- **Written exercise**
Check each line of the listing below for the string "screenshot", and copy the ones that have it.

- **Supplied records**
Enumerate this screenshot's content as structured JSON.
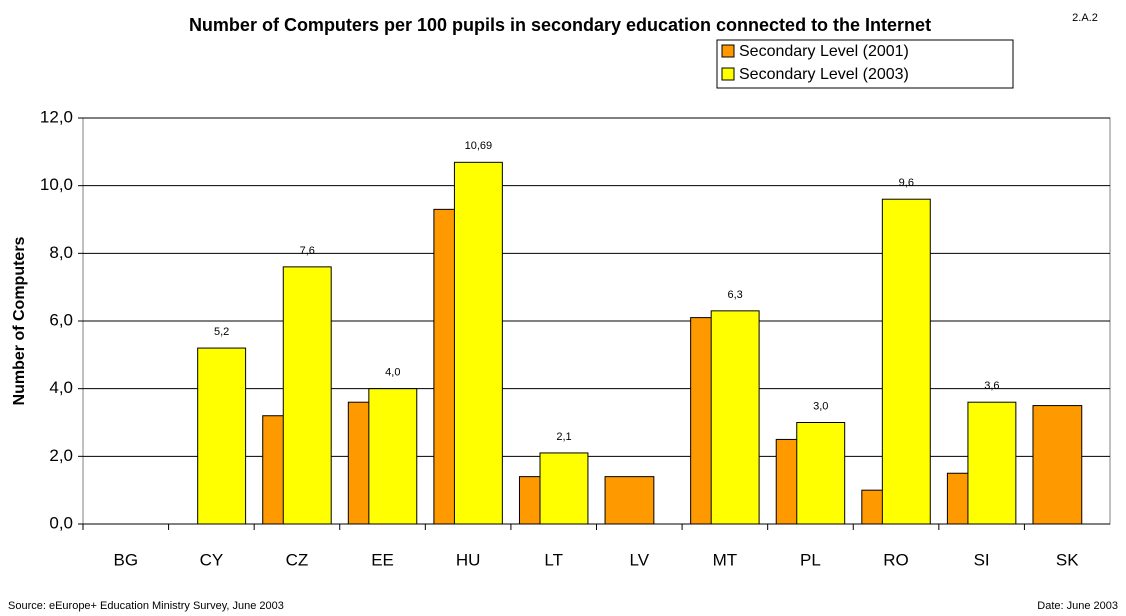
{
  "chart_data": {
    "type": "bar",
    "title": "Number of Computers per 100 pupils in secondary education connected to the Internet",
    "code": "2.A.2",
    "y_label": "Number of Computers",
    "source": "Source: eEurope+ Education Ministry Survey, June 2003",
    "date": "Date: June 2003",
    "categories": [
      "BG",
      "CY",
      "CZ",
      "EE",
      "HU",
      "LT",
      "LV",
      "MT",
      "PL",
      "RO",
      "SI",
      "SK"
    ],
    "series": [
      {
        "name": "Secondary Level (2001)",
        "color": "#ff9900",
        "values": [
          null,
          null,
          3.2,
          3.6,
          9.3,
          1.4,
          1.4,
          6.1,
          2.5,
          1.0,
          1.5,
          3.5
        ]
      },
      {
        "name": "Secondary Level (2003)",
        "color": "#ffff00",
        "values": [
          null,
          5.2,
          7.6,
          4.0,
          10.69,
          2.1,
          null,
          6.3,
          3.0,
          9.6,
          3.6,
          null
        ],
        "value_labels": [
          null,
          "5,2",
          "7,6",
          "4,0",
          "10,69",
          "2,1",
          null,
          "6,3",
          "3,0",
          "9,6",
          "3,6",
          null
        ]
      }
    ],
    "ylim": [
      0,
      12
    ],
    "yticks": [
      {
        "value": 0,
        "label": "0,0"
      },
      {
        "value": 2,
        "label": "2,0"
      },
      {
        "value": 4,
        "label": "4,0"
      },
      {
        "value": 6,
        "label": "6,0"
      },
      {
        "value": 8,
        "label": "8,0"
      },
      {
        "value": 10,
        "label": "10,0"
      },
      {
        "value": 12,
        "label": "12,0"
      }
    ],
    "grid": true
  }
}
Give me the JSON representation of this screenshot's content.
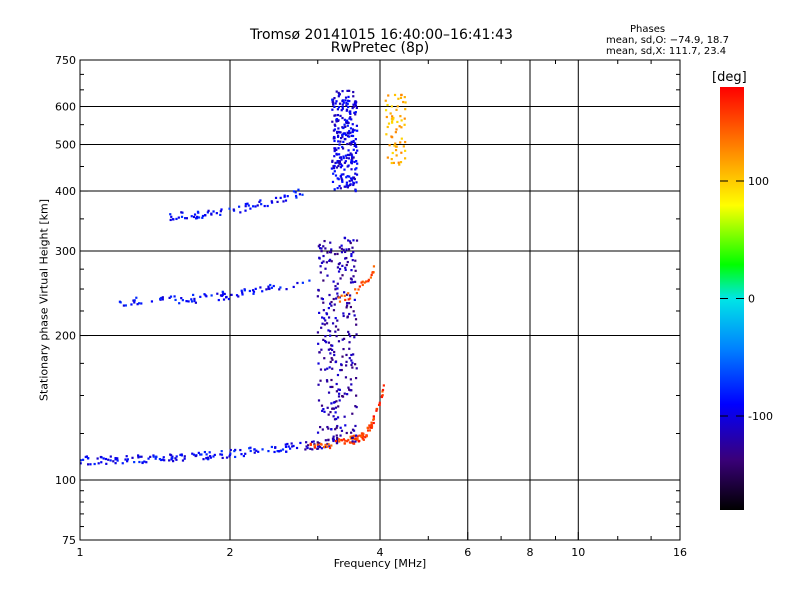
{
  "chart_data": {
    "type": "scatter",
    "title": "Tromsø 20141015 16:40:00–16:41:43",
    "subtitle": "RwPretec (8p)",
    "xlabel": "Frequency [MHz]",
    "ylabel": "Stationary phase Virtual Height [km]",
    "x_scale": "log",
    "y_scale": "log",
    "xlim": [
      1,
      16
    ],
    "ylim": [
      75,
      750
    ],
    "x_ticks": [
      1,
      2,
      4,
      6,
      8,
      10,
      16
    ],
    "y_ticks": [
      75,
      100,
      200,
      300,
      400,
      500,
      600,
      750
    ],
    "grid": true,
    "phase_stats": {
      "title": "Phases",
      "o_mode": "mean, sd,O: −74.9, 18.7",
      "x_mode": "mean, sd,X: 111.7, 23.4"
    },
    "colorbar": {
      "label": "[deg]",
      "ticks": [
        100,
        0,
        -100
      ],
      "range": [
        -180,
        180
      ]
    },
    "traces": [
      {
        "x0": 1.0,
        "x1": 2.8,
        "y0": 110,
        "y1": 118,
        "phase": -90,
        "n": 140
      },
      {
        "x0": 2.8,
        "x1": 3.3,
        "y0": 118,
        "y1": 120,
        "phase": -120,
        "n": 30
      },
      {
        "x0": 2.9,
        "x1": 3.6,
        "y0": 118,
        "y1": 122,
        "phase": 150,
        "n": 40
      },
      {
        "x0": 3.6,
        "x1": 4.1,
        "y0": 122,
        "y1": 160,
        "phase": 160,
        "n": 50
      },
      {
        "x0": 3.0,
        "x1": 3.6,
        "y0": 120,
        "y1": 320,
        "phase": -120,
        "n": 280,
        "vertical": true
      },
      {
        "x0": 1.2,
        "x1": 2.9,
        "y0": 235,
        "y1": 260,
        "phase": -90,
        "n": 80
      },
      {
        "x0": 3.3,
        "x1": 3.9,
        "y0": 240,
        "y1": 275,
        "phase": 150,
        "n": 25
      },
      {
        "x0": 1.5,
        "x1": 2.8,
        "y0": 355,
        "y1": 400,
        "phase": -90,
        "n": 70
      },
      {
        "x0": 3.2,
        "x1": 3.6,
        "y0": 400,
        "y1": 650,
        "phase": -100,
        "n": 260,
        "vertical": true
      },
      {
        "x0": 4.1,
        "x1": 4.5,
        "y0": 450,
        "y1": 640,
        "phase": 110,
        "n": 60,
        "vertical": true
      }
    ]
  }
}
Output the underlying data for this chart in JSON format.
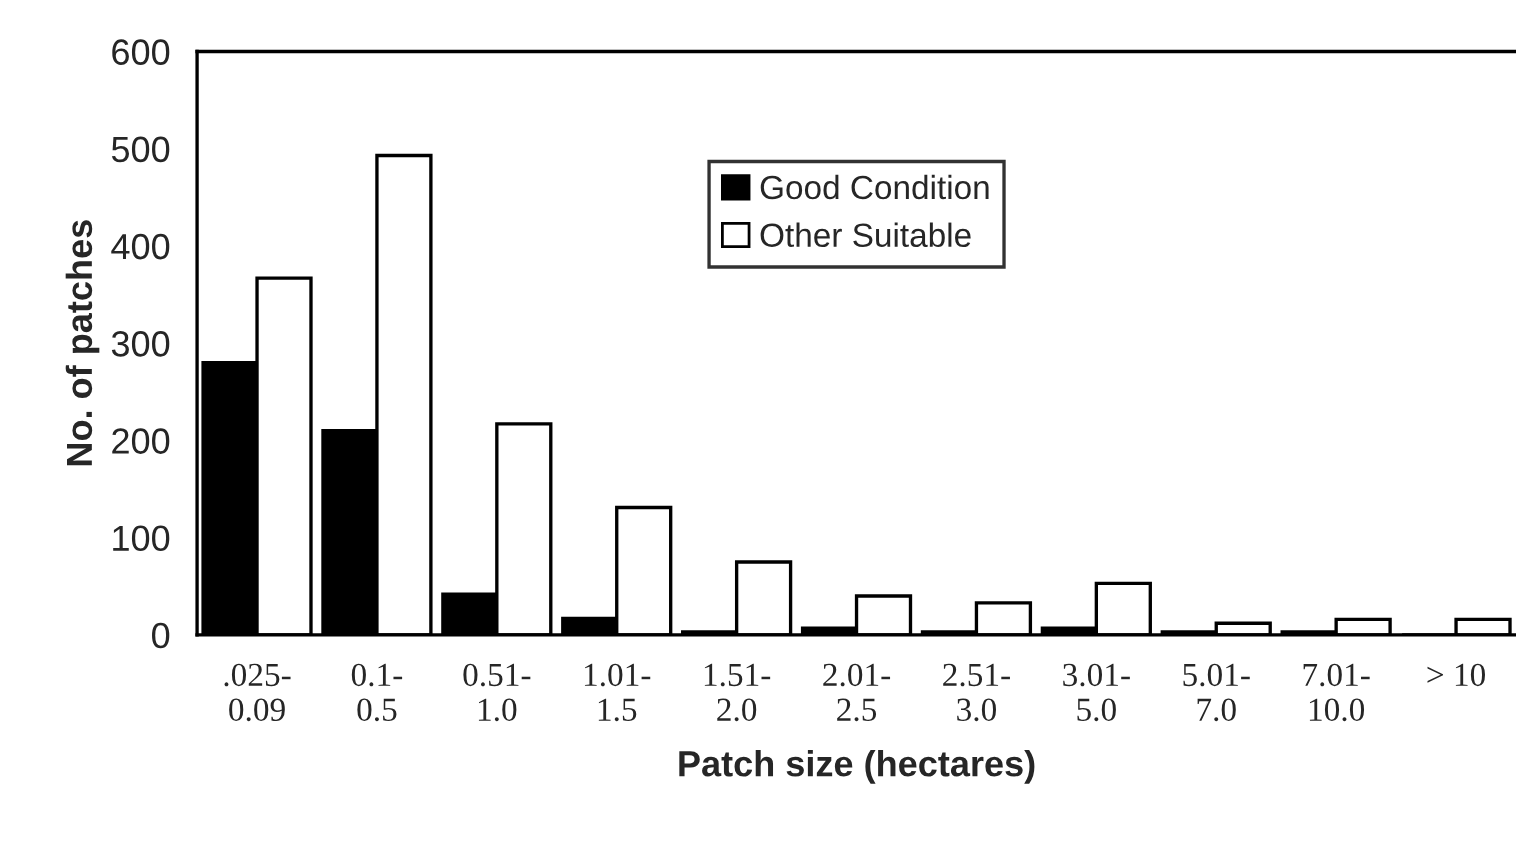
{
  "chart_data": {
    "type": "bar",
    "xlabel": "Patch size (hectares)",
    "ylabel": "No. of patches",
    "categories": [
      ".025-\n0.09",
      "0.1-\n0.5",
      "0.51-\n1.0",
      "1.01-\n1.5",
      "1.51-\n2.0",
      "2.01-\n2.5",
      "2.51-\n3.0",
      "3.01-\n5.0",
      "5.01-\n7.0",
      "7.01-\n10.0",
      "> 10"
    ],
    "series": [
      {
        "name": "Good Condition",
        "color": "#000000",
        "values": [
          280,
          210,
          42,
          17,
          3,
          7,
          3,
          7,
          3,
          3,
          0
        ]
      },
      {
        "name": "Other Suitable",
        "color": "#ffffff",
        "values": [
          367,
          493,
          217,
          131,
          75,
          40,
          33,
          53,
          12,
          16,
          16
        ]
      }
    ],
    "ylim": [
      0,
      600
    ],
    "yticks": [
      0,
      100,
      200,
      300,
      400,
      500,
      600
    ],
    "grid": false,
    "legend": "top"
  }
}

- **Response for this exercise**
Enumerate this screenshot's content as structured JSON.
Give me the JSON representation of this screenshot's content.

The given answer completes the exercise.